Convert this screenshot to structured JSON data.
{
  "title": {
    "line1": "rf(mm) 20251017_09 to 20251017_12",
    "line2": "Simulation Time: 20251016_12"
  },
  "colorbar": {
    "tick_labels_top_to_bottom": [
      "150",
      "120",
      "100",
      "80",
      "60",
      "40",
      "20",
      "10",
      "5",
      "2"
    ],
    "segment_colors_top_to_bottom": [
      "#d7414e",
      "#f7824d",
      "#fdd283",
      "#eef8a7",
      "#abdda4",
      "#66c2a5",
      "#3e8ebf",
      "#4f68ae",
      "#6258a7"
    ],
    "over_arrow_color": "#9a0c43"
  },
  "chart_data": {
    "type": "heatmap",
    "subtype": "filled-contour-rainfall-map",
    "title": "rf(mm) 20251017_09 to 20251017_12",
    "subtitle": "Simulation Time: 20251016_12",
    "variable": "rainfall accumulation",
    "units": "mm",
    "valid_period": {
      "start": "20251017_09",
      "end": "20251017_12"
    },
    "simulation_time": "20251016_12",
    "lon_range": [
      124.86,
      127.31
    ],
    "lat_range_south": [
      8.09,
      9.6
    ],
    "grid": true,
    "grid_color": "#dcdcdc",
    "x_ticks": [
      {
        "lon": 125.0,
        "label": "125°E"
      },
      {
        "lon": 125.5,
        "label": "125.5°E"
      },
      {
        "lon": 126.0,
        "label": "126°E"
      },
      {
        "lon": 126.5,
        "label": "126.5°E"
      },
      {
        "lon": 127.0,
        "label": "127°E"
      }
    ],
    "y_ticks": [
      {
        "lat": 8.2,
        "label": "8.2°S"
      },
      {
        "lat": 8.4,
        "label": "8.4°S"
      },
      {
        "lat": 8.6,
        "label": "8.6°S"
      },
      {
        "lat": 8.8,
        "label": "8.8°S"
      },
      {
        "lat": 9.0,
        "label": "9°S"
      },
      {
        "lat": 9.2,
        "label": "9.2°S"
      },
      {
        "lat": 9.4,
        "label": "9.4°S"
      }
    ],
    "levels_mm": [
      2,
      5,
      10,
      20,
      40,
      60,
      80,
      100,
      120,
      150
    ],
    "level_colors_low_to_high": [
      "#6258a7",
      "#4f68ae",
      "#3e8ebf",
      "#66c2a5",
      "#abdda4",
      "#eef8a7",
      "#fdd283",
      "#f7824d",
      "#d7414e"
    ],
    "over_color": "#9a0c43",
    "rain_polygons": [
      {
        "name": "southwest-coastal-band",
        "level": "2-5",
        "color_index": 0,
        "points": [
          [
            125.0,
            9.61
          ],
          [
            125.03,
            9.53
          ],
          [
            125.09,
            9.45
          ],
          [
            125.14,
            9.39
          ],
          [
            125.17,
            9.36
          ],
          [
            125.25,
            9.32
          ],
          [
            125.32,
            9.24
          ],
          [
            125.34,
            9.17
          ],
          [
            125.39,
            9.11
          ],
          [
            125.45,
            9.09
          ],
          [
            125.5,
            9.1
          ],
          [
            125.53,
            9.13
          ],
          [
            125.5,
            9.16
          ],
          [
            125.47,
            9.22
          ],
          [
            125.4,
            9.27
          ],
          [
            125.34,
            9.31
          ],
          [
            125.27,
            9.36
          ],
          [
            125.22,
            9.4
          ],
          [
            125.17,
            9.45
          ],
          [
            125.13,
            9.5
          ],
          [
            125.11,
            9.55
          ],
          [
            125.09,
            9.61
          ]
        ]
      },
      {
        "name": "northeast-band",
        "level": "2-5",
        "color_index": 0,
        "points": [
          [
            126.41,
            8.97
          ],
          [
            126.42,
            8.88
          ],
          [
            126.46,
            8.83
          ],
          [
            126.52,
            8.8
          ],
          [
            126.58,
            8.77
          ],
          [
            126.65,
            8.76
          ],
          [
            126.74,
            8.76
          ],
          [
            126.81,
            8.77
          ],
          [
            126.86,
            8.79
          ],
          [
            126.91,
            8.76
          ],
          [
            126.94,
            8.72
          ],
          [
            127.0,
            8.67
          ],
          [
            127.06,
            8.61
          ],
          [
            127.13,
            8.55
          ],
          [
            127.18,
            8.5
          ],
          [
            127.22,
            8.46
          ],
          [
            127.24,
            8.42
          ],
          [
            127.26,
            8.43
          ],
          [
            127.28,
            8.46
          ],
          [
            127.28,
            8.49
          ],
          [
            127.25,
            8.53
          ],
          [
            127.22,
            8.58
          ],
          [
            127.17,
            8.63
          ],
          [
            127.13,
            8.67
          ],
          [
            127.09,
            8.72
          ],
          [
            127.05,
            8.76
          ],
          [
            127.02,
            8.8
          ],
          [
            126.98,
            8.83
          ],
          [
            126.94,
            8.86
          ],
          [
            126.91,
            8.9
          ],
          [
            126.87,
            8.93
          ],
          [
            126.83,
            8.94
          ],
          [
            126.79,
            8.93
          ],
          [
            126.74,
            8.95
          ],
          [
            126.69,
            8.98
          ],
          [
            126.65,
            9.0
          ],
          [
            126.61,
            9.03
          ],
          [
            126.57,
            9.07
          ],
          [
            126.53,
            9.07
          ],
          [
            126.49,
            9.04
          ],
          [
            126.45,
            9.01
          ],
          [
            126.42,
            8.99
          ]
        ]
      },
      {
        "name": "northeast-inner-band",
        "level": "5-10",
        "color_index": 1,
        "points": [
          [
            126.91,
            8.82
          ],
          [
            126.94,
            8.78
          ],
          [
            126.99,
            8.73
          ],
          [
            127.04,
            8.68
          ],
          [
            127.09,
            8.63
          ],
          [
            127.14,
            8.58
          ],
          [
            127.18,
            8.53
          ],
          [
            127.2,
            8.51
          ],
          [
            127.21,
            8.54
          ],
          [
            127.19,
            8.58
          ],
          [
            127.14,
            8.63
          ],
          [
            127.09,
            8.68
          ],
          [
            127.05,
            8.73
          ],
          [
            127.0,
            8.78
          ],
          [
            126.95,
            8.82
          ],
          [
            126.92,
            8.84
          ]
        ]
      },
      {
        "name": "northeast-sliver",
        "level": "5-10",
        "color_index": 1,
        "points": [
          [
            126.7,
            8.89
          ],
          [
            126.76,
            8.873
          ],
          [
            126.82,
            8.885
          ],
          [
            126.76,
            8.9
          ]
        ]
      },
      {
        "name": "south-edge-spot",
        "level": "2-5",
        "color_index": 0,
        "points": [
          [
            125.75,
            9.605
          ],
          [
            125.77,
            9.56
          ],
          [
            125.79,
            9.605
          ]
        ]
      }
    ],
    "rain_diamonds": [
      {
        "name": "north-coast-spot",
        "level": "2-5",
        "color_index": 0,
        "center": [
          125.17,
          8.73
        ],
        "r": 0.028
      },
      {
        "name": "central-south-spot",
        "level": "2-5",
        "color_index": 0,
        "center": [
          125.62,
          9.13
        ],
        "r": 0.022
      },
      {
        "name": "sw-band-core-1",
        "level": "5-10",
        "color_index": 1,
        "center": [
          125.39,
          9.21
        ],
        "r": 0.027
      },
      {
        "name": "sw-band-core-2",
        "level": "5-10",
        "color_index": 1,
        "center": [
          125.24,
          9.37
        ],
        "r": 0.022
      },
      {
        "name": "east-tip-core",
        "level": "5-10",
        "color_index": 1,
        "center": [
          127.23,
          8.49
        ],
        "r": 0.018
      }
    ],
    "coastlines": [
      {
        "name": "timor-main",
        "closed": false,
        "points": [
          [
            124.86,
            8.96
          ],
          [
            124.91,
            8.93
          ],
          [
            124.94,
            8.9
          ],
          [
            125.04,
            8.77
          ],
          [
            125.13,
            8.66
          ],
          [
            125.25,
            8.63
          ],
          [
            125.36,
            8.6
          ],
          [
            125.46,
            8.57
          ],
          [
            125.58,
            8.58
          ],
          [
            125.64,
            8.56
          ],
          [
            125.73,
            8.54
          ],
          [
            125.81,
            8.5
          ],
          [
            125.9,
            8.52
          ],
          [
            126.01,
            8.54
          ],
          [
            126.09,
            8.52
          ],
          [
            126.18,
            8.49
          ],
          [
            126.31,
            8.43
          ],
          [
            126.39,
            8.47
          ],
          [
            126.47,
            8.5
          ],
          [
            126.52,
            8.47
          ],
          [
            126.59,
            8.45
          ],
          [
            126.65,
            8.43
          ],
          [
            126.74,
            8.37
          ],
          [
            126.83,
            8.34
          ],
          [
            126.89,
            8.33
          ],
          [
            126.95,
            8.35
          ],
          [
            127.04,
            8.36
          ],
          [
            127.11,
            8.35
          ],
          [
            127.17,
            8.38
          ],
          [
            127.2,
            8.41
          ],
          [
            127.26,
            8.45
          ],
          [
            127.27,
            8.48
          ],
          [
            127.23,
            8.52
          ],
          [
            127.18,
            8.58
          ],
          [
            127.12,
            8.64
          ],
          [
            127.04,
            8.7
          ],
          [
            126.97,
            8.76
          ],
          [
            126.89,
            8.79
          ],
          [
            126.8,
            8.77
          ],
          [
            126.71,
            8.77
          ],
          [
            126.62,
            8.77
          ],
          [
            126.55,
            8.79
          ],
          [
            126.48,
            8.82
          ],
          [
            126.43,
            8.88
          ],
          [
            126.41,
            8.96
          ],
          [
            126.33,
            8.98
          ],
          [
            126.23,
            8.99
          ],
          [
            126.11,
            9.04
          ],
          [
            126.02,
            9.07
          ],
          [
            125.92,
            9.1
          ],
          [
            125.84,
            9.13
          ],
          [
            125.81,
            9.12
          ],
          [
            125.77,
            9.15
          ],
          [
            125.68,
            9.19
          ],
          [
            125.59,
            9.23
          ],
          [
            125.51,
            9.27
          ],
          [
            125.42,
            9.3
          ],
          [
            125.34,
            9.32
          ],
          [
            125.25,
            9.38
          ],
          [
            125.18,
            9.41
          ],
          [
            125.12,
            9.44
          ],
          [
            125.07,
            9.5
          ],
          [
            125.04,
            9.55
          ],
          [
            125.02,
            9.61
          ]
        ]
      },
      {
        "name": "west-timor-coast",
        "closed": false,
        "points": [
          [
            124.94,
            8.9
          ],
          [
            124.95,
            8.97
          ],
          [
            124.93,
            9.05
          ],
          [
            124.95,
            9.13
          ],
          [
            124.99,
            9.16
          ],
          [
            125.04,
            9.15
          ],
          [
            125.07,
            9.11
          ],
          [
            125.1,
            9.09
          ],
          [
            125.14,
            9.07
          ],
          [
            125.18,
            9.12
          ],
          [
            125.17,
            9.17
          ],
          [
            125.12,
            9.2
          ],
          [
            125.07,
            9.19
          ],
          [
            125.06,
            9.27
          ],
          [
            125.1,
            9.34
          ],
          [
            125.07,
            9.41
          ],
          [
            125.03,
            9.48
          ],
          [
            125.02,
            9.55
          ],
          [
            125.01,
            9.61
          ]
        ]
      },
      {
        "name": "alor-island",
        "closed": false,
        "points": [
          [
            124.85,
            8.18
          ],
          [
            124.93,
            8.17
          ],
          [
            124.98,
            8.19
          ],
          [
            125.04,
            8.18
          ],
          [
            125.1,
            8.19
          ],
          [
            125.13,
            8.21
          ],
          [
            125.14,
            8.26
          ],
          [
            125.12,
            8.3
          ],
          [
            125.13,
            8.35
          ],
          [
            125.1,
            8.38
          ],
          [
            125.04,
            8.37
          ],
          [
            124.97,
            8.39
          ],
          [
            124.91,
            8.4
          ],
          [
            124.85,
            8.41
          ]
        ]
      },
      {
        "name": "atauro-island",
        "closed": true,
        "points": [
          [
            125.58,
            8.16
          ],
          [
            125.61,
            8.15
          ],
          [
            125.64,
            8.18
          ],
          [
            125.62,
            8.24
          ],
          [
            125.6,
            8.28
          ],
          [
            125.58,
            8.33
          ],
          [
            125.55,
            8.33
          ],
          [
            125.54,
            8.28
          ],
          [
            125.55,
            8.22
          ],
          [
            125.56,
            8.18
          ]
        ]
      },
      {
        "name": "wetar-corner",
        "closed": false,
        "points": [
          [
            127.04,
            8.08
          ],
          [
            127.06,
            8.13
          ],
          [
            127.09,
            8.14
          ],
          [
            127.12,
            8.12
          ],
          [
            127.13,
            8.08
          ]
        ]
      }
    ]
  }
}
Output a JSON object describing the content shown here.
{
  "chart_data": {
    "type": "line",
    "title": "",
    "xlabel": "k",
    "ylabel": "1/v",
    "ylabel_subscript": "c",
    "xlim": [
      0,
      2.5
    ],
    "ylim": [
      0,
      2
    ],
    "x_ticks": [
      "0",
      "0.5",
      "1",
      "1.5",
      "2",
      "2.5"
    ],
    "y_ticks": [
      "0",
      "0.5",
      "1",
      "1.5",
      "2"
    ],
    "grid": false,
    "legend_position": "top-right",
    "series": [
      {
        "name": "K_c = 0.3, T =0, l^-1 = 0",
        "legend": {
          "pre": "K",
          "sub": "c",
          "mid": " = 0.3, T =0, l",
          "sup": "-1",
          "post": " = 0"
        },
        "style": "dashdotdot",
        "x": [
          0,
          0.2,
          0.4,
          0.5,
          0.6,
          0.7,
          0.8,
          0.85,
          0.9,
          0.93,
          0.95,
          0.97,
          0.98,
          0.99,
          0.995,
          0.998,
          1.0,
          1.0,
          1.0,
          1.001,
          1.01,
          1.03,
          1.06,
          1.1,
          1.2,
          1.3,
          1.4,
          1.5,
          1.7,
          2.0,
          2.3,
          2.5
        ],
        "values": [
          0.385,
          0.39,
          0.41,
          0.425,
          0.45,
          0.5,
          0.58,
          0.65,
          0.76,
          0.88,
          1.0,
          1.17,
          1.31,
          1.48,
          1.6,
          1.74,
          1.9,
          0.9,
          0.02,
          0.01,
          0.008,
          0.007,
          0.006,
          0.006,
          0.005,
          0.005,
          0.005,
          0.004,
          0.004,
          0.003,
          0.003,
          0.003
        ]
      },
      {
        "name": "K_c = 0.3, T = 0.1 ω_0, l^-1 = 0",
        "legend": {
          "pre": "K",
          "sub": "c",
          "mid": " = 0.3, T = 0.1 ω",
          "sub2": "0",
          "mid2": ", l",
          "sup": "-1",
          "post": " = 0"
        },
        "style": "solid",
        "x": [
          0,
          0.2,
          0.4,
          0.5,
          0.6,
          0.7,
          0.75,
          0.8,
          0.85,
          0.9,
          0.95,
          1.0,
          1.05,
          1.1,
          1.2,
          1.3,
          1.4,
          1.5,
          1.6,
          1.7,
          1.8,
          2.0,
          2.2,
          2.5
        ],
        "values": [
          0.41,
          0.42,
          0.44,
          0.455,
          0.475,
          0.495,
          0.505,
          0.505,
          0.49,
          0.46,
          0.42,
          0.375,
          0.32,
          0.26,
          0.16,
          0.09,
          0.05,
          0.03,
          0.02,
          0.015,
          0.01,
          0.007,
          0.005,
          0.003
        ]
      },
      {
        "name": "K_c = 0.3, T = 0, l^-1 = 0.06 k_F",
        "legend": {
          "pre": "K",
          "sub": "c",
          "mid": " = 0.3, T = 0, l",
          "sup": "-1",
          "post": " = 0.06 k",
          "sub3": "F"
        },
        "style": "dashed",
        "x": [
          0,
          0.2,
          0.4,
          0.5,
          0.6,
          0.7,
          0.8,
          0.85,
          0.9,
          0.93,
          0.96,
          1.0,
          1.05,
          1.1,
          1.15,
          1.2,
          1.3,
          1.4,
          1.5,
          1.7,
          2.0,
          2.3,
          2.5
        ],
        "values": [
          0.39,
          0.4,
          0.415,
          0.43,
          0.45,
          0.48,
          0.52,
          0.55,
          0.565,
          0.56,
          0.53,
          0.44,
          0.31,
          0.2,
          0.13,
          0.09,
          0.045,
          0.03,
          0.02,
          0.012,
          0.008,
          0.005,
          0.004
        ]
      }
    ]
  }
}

PROBLEM STATEMENT> Show the lines of the material that contain the word "JSON".

RESPONSE TO THE TASK>
Convert this screenshot to structured JSON data.
Output a JSON object describing the content shown here.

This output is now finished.